Given task.
Return all of the entries exactly as written.

— START Records for the exercise —

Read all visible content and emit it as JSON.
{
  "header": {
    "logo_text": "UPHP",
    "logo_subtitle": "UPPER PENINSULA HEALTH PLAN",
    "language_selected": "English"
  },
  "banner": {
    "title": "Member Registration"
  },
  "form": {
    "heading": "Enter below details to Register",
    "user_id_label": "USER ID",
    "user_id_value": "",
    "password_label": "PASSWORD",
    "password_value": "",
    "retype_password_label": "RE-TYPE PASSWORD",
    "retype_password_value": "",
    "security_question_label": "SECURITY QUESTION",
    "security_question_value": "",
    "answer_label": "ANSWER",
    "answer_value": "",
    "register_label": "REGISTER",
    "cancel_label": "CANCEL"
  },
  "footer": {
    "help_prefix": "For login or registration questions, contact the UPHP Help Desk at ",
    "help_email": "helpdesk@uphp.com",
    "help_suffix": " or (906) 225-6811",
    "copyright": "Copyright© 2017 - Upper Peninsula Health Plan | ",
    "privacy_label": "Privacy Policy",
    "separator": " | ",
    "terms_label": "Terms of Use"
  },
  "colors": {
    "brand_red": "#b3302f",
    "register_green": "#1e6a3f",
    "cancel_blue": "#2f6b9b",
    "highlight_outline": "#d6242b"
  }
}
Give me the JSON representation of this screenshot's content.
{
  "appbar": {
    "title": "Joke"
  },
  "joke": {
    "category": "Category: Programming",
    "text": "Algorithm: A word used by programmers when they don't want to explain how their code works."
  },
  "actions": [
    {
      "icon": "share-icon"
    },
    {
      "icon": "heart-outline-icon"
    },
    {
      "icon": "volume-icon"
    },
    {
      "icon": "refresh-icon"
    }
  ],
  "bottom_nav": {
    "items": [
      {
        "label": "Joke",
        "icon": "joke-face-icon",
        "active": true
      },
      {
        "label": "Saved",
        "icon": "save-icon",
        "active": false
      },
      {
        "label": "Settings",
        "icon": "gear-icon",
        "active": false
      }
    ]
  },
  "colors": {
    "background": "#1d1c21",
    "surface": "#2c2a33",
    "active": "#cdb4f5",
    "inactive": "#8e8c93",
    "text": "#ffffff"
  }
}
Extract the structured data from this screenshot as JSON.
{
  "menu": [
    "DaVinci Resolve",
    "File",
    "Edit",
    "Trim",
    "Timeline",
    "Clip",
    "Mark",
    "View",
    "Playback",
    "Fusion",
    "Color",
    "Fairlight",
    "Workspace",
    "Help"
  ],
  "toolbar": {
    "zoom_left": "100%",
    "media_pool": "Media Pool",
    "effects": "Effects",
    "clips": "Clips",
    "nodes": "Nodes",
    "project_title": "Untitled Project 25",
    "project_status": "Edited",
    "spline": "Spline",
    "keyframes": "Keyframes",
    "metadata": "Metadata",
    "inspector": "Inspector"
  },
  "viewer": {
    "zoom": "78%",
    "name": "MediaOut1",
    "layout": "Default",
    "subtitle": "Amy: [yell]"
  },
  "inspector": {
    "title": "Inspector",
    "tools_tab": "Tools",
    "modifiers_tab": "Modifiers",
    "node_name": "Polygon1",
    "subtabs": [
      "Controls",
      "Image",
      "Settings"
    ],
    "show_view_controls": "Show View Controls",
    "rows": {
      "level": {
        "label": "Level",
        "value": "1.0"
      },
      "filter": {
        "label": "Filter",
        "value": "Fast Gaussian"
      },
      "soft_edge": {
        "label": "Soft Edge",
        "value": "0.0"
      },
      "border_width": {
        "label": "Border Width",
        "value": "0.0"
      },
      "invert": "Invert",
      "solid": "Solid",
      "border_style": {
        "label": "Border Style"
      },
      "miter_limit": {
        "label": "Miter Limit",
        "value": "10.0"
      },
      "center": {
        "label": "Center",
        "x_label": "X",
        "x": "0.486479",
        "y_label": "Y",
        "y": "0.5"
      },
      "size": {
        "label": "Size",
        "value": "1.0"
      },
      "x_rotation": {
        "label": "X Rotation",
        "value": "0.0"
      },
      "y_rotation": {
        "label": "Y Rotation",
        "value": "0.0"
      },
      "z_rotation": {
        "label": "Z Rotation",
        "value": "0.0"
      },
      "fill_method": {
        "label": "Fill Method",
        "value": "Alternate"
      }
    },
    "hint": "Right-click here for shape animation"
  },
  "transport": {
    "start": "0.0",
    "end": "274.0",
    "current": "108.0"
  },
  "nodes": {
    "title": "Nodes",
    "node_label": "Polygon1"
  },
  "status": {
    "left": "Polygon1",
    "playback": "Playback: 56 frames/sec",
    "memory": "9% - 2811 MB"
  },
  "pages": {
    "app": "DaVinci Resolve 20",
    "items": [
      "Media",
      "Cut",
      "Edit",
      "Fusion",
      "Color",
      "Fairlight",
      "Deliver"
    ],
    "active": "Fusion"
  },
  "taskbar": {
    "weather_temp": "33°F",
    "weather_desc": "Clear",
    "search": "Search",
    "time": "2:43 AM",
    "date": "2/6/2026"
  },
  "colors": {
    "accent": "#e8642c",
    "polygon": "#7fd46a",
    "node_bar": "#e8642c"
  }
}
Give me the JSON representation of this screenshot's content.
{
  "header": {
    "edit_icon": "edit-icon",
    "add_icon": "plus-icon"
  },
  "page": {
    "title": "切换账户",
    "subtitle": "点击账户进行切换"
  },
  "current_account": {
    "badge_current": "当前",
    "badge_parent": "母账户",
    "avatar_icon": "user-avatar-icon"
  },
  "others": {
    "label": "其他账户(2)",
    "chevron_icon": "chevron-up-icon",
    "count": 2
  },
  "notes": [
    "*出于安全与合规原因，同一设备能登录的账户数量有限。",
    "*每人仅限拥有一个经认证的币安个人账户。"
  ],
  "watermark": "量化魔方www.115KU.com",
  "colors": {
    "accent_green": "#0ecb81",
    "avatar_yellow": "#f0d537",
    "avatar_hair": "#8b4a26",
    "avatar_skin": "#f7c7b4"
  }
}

— END Records for the exercise —

Task response.
Read all visible content and emit it as JSON.
{
  "header": {
    "logo_text": "UPHP",
    "logo_subtitle": "UPPER PENINSULA HEALTH PLAN",
    "language_selected": "English"
  },
  "banner": {
    "title": "Member Registration"
  },
  "form": {
    "heading": "Enter below details to Register",
    "user_id_label": "USER ID",
    "user_id_value": "",
    "password_label": "PASSWORD",
    "password_value": "",
    "retype_password_label": "RE-TYPE PASSWORD",
    "retype_password_value": "",
    "security_question_label": "SECURITY QUESTION",
    "security_question_value": "",
    "answer_label": "ANSWER",
    "answer_value": "",
    "register_label": "REGISTER",
    "cancel_label": "CANCEL"
  },
  "footer": {
    "help_prefix": "For login or registration questions, contact the UPHP Help Desk at ",
    "help_email": "helpdesk@uphp.com",
    "help_suffix": " or (906) 225-6811",
    "copyright": "Copyright© 2017 - Upper Peninsula Health Plan | ",
    "privacy_label": "Privacy Policy",
    "separator": " | ",
    "terms_label": "Terms of Use"
  },
  "colors": {
    "brand_red": "#b3302f",
    "register_green": "#1e6a3f",
    "cancel_blue": "#2f6b9b",
    "highlight_outline": "#d6242b"
  }
}
Give me the JSON representation of this screenshot's content.
{
  "appbar": {
    "title": "Joke"
  },
  "joke": {
    "category": "Category: Programming",
    "text": "Algorithm: A word used by programmers when they don't want to explain how their code works."
  },
  "actions": [
    {
      "icon": "share-icon"
    },
    {
      "icon": "heart-outline-icon"
    },
    {
      "icon": "volume-icon"
    },
    {
      "icon": "refresh-icon"
    }
  ],
  "bottom_nav": {
    "items": [
      {
        "label": "Joke",
        "icon": "joke-face-icon",
        "active": true
      },
      {
        "label": "Saved",
        "icon": "save-icon",
        "active": false
      },
      {
        "label": "Settings",
        "icon": "gear-icon",
        "active": false
      }
    ]
  },
  "colors": {
    "background": "#1d1c21",
    "surface": "#2c2a33",
    "active": "#cdb4f5",
    "inactive": "#8e8c93",
    "text": "#ffffff"
  }
}
Extract the structured data from this screenshot as JSON.
{
  "menu": [
    "DaVinci Resolve",
    "File",
    "Edit",
    "Trim",
    "Timeline",
    "Clip",
    "Mark",
    "View",
    "Playback",
    "Fusion",
    "Color",
    "Fairlight",
    "Workspace",
    "Help"
  ],
  "toolbar": {
    "zoom_left": "100%",
    "media_pool": "Media Pool",
    "effects": "Effects",
    "clips": "Clips",
    "nodes": "Nodes",
    "project_title": "Untitled Project 25",
    "project_status": "Edited",
    "spline": "Spline",
    "keyframes": "Keyframes",
    "metadata": "Metadata",
    "inspector": "Inspector"
  },
  "viewer": {
    "zoom": "78%",
    "name": "MediaOut1",
    "layout": "Default",
    "subtitle": "Amy: [yell]"
  },
  "inspector": {
    "title": "Inspector",
    "tools_tab": "Tools",
    "modifiers_tab": "Modifiers",
    "node_name": "Polygon1",
    "subtabs": [
      "Controls",
      "Image",
      "Settings"
    ],
    "show_view_controls": "Show View Controls",
    "rows": {
      "level": {
        "label": "Level",
        "value": "1.0"
      },
      "filter": {
        "label": "Filter",
        "value": "Fast Gaussian"
      },
      "soft_edge": {
        "label": "Soft Edge",
        "value": "0.0"
      },
      "border_width": {
        "label": "Border Width",
        "value": "0.0"
      },
      "invert": "Invert",
      "solid": "Solid",
      "border_style": {
        "label": "Border Style"
      },
      "miter_limit": {
        "label": "Miter Limit",
        "value": "10.0"
      },
      "center": {
        "label": "Center",
        "x_label": "X",
        "x": "0.486479",
        "y_label": "Y",
        "y": "0.5"
      },
      "size": {
        "label": "Size",
        "value": "1.0"
      },
      "x_rotation": {
        "label": "X Rotation",
        "value": "0.0"
      },
      "y_rotation": {
        "label": "Y Rotation",
        "value": "0.0"
      },
      "z_rotation": {
        "label": "Z Rotation",
        "value": "0.0"
      },
      "fill_method": {
        "label": "Fill Method",
        "value": "Alternate"
      }
    },
    "hint": "Right-click here for shape animation"
  },
  "transport": {
    "start": "0.0",
    "end": "274.0",
    "current": "108.0"
  },
  "nodes": {
    "title": "Nodes",
    "node_label": "Polygon1"
  },
  "status": {
    "left": "Polygon1",
    "playback": "Playback: 56 frames/sec",
    "memory": "9% - 2811 MB"
  },
  "pages": {
    "app": "DaVinci Resolve 20",
    "items": [
      "Media",
      "Cut",
      "Edit",
      "Fusion",
      "Color",
      "Fairlight",
      "Deliver"
    ],
    "active": "Fusion"
  },
  "taskbar": {
    "weather_temp": "33°F",
    "weather_desc": "Clear",
    "search": "Search",
    "time": "2:43 AM",
    "date": "2/6/2026"
  },
  "colors": {
    "accent": "#e8642c",
    "polygon": "#7fd46a",
    "node_bar": "#e8642c"
  }
}
Give me the JSON representation of this screenshot's content.
{
  "header": {
    "edit_icon": "edit-icon",
    "add_icon": "plus-icon"
  },
  "page": {
    "title": "切换账户",
    "subtitle": "点击账户进行切换"
  },
  "current_account": {
    "badge_current": "当前",
    "badge_parent": "母账户",
    "avatar_icon": "user-avatar-icon"
  },
  "others": {
    "label": "其他账户(2)",
    "chevron_icon": "chevron-up-icon",
    "count": 2
  },
  "notes": [
    "*出于安全与合规原因，同一设备能登录的账户数量有限。",
    "*每人仅限拥有一个经认证的币安个人账户。"
  ],
  "watermark": "量化魔方www.115KU.com",
  "colors": {
    "accent_green": "#0ecb81",
    "avatar_yellow": "#f0d537",
    "avatar_hair": "#8b4a26",
    "avatar_skin": "#f7c7b4"
  }
}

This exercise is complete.